Passage to read:
—————

What era of R&B music inspires you and what artist specifically?
“Neo-Soul. I used to love the whole late 90s and early 2000s, like Lauryn Hill, Anthony Hamilton, Maxwell as well as Musiq and John Legend himself.”
What do you think when you hear “R&B is dead”?
“[Laughs] I feel the lack of love in R&B music. I feel when people say that it’s because they feel that R&B isn’t the same anymore. Do you feel like R&B is dead?”
I don’t think it’s dead. The 90s is everyone’s favorite time, R&B was so diverse, you had Toni Braxton, New Jack Swing, Neo-Soul… you had so many sub-genres and they were all on the radio, Adult Contemporary stations, Pop Stations, Hip-Hop stations. I think you don’t get that now. It’s the same three or four R&B artist on the radio, those same artists are featured on the hooks of the most popular Hip-Hop artist’s songs. So don’t think it’s dead, I think the way it’s presented to the masses is dead, not the genre.
“I completely agree! You can go down in L.A. [and] go to these little coffee shops and you’re going to hear some people that have so much soul and write so much great music. I don’t feel like R&B is dead. I just feel like R&B is no longer highlighted like it was back in the 90s and back in the 2000s. I feel like Hip-Hop has really taken over to where R&B is more about ‘let’s have fun, go party.’ Too many people don’t want to hear anymore [about] the sensual, the passion, the more of good loving in a song.”
You can pick up your phone and you have apple radio, they have Hip-Hop & R&B clumped together. The R&B songs are always a turn-up song or featuring a rapper. As much as I love the turn-up, party music, sometimes I just want to hear a damn love song.

—————

Provided data:

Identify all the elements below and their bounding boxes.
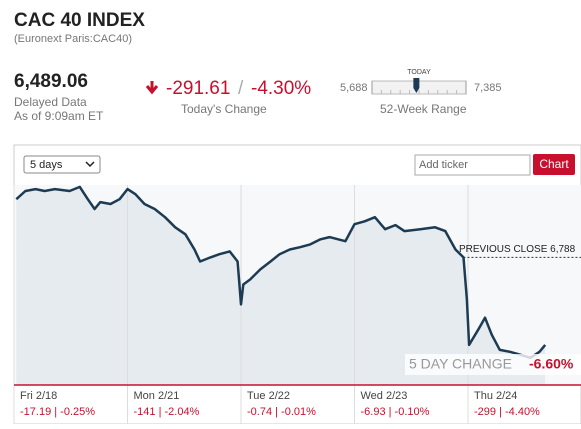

—————

Job:
In the R&B interview, what does the interviewer say is dead, if not the genre itself? Rely only on the R&B interview, not on the data.

Task solution:
The way R&B is presented to the masses.